SET EXERCISE: Copy the data exactly; pictures stay out of the copy.

Collection entries:
********

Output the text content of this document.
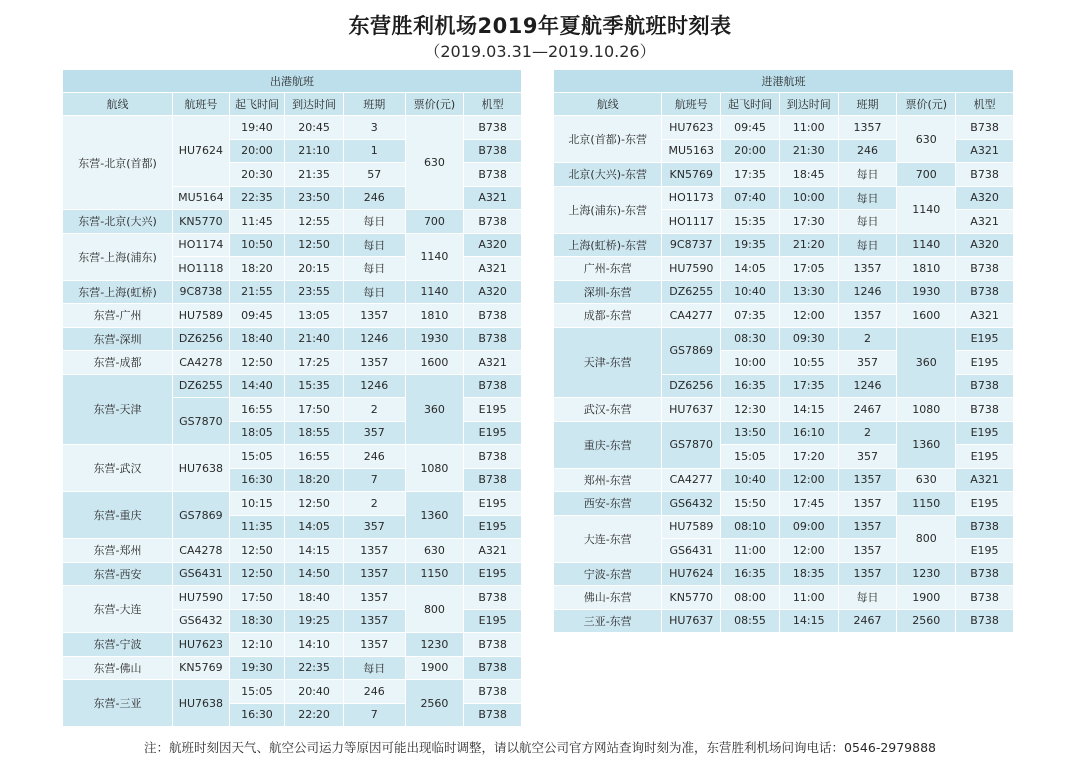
东营胜利机场2019年夏航季航班时刻表
（2019.03.31—2019.10.26）
出港航班						
航线	航班号	起飞时间	到达时间	班期	票价(元)	机型
东营-北京(首都)	HU7624	19:40	20:45	3	630	B738
		20:00	21:10	1		B738
		20:30	21:35	57		B738
	MU5164	22:35	23:50	246		A321
东营-北京(大兴)	KN5770	11:45	12:55	每日	700	B738
东营-上海(浦东)	HO1174	10:50	12:50	每日	1140	A320
	HO1118	18:20	20:15	每日		A321
东营-上海(虹桥)	9C8738	21:55	23:55	每日	1140	A320
东营-广州	HU7589	09:45	13:05	1357	1810	B738
东营-深圳	DZ6256	18:40	21:40	1246	1930	B738
东营-成都	CA4278	12:50	17:25	1357	1600	A321
东营-天津	DZ6255	14:40	15:35	1246	360	B738
	GS7870	16:55	17:50	2		E195
		18:05	18:55	357		E195
东营-武汉	HU7638	15:05	16:55	246	1080	B738
		16:30	18:20	7		B738
东营-重庆	GS7869	10:15	12:50	2	1360	E195
		11:35	14:05	357		E195
东营-郑州	CA4278	12:50	14:15	1357	630	A321
东营-西安	GS6431	12:50	14:50	1357	1150	E195
东营-大连	HU7590	17:50	18:40	1357	800	B738
	GS6432	18:30	19:25	1357		E195
东营-宁波	HU7623	12:10	14:10	1357	1230	B738
东营-佛山	KN5769	19:30	22:35	每日	1900	B738
东营-三亚	HU7638	15:05	20:40	246	2560	B738
		16:30	22:20	7		B738
进港航班						
航线	航班号	起飞时间	到达时间	班期	票价(元)	机型
北京(首都)-东营	HU7623	09:45	11:00	1357	630	B738
	MU5163	20:00	21:30	246		A321
北京(大兴)-东营	KN5769	17:35	18:45	每日	700	B738
上海(浦东)-东营	HO1173	07:40	10:00	每日	1140	A320
	HO1117	15:35	17:30	每日		A321
上海(虹桥)-东营	9C8737	19:35	21:20	每日	1140	A320
广州-东营	HU7590	14:05	17:05	1357	1810	B738
深圳-东营	DZ6255	10:40	13:30	1246	1930	B738
成都-东营	CA4277	07:35	12:00	1357	1600	A321
天津-东营	GS7869	08:30	09:30	2	360	E195
		10:00	10:55	357		E195
	DZ6256	16:35	17:35	1246		B738
武汉-东营	HU7637	12:30	14:15	2467	1080	B738
重庆-东营	GS7870	13:50	16:10	2	1360	E195
		15:05	17:20	357		E195
郑州-东营	CA4277	10:40	12:00	1357	630	A321
西安-东营	GS6432	15:50	17:45	1357	1150	E195
大连-东营	HU7589	08:10	09:00	1357	800	B738
	GS6431	11:00	12:00	1357		E195
宁波-东营	HU7624	16:35	18:35	1357	1230	B738
佛山-东营	KN5770	08:00	11:00	每日	1900	B738
三亚-东营	HU7637	08:55	14:15	2467	2560	B738
注：航班时刻因天气、航空公司运力等原因可能出现临时调整，请以航空公司官方网站查询时刻为准，东营胜利机场问询电话：0546-2979888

********

EXERCISE RESPONSE:
Output the text content of this document.
东营胜利机场2019年夏航季航班时刻表
（2019.03.31—2019.10.26）
出港航班						
航线	航班号	起飞时间	到达时间	班期	票价(元)	机型
东营-北京(首都)	HU7624	19:40	20:45	3	630	B738
		20:00	21:10	1		B738
		20:30	21:35	57		B738
	MU5164	22:35	23:50	246		A321
东营-北京(大兴)	KN5770	11:45	12:55	每日	700	B738
东营-上海(浦东)	HO1174	10:50	12:50	每日	1140	A320
	HO1118	18:20	20:15	每日		A321
东营-上海(虹桥)	9C8738	21:55	23:55	每日	1140	A320
东营-广州	HU7589	09:45	13:05	1357	1810	B738
东营-深圳	DZ6256	18:40	21:40	1246	1930	B738
东营-成都	CA4278	12:50	17:25	1357	1600	A321
东营-天津	DZ6255	14:40	15:35	1246	360	B738
	GS7870	16:55	17:50	2		E195
		18:05	18:55	357		E195
东营-武汉	HU7638	15:05	16:55	246	1080	B738
		16:30	18:20	7		B738
东营-重庆	GS7869	10:15	12:50	2	1360	E195
		11:35	14:05	357		E195
东营-郑州	CA4278	12:50	14:15	1357	630	A321
东营-西安	GS6431	12:50	14:50	1357	1150	E195
东营-大连	HU7590	17:50	18:40	1357	800	B738
	GS6432	18:30	19:25	1357		E195
东营-宁波	HU7623	12:10	14:10	1357	1230	B738
东营-佛山	KN5769	19:30	22:35	每日	1900	B738
东营-三亚	HU7638	15:05	20:40	246	2560	B738
		16:30	22:20	7		B738
进港航班						
航线	航班号	起飞时间	到达时间	班期	票价(元)	机型
北京(首都)-东营	HU7623	09:45	11:00	1357	630	B738
	MU5163	20:00	21:30	246		A321
北京(大兴)-东营	KN5769	17:35	18:45	每日	700	B738
上海(浦东)-东营	HO1173	07:40	10:00	每日	1140	A320
	HO1117	15:35	17:30	每日		A321
上海(虹桥)-东营	9C8737	19:35	21:20	每日	1140	A320
广州-东营	HU7590	14:05	17:05	1357	1810	B738
深圳-东营	DZ6255	10:40	13:30	1246	1930	B738
成都-东营	CA4277	07:35	12:00	1357	1600	A321
天津-东营	GS7869	08:30	09:30	2	360	E195
		10:00	10:55	357		E195
	DZ6256	16:35	17:35	1246		B738
武汉-东营	HU7637	12:30	14:15	2467	1080	B738
重庆-东营	GS7870	13:50	16:10	2	1360	E195
		15:05	17:20	357		E195
郑州-东营	CA4277	10:40	12:00	1357	630	A321
西安-东营	GS6432	15:50	17:45	1357	1150	E195
大连-东营	HU7589	08:10	09:00	1357	800	B738
	GS6431	11:00	12:00	1357		E195
宁波-东营	HU7624	16:35	18:35	1357	1230	B738
佛山-东营	KN5770	08:00	11:00	每日	1900	B738
三亚-东营	HU7637	08:55	14:15	2467	2560	B738
注：航班时刻因天气、航空公司运力等原因可能出现临时调整，请以航空公司官方网站查询时刻为准，东营胜利机场问询电话：0546-2979888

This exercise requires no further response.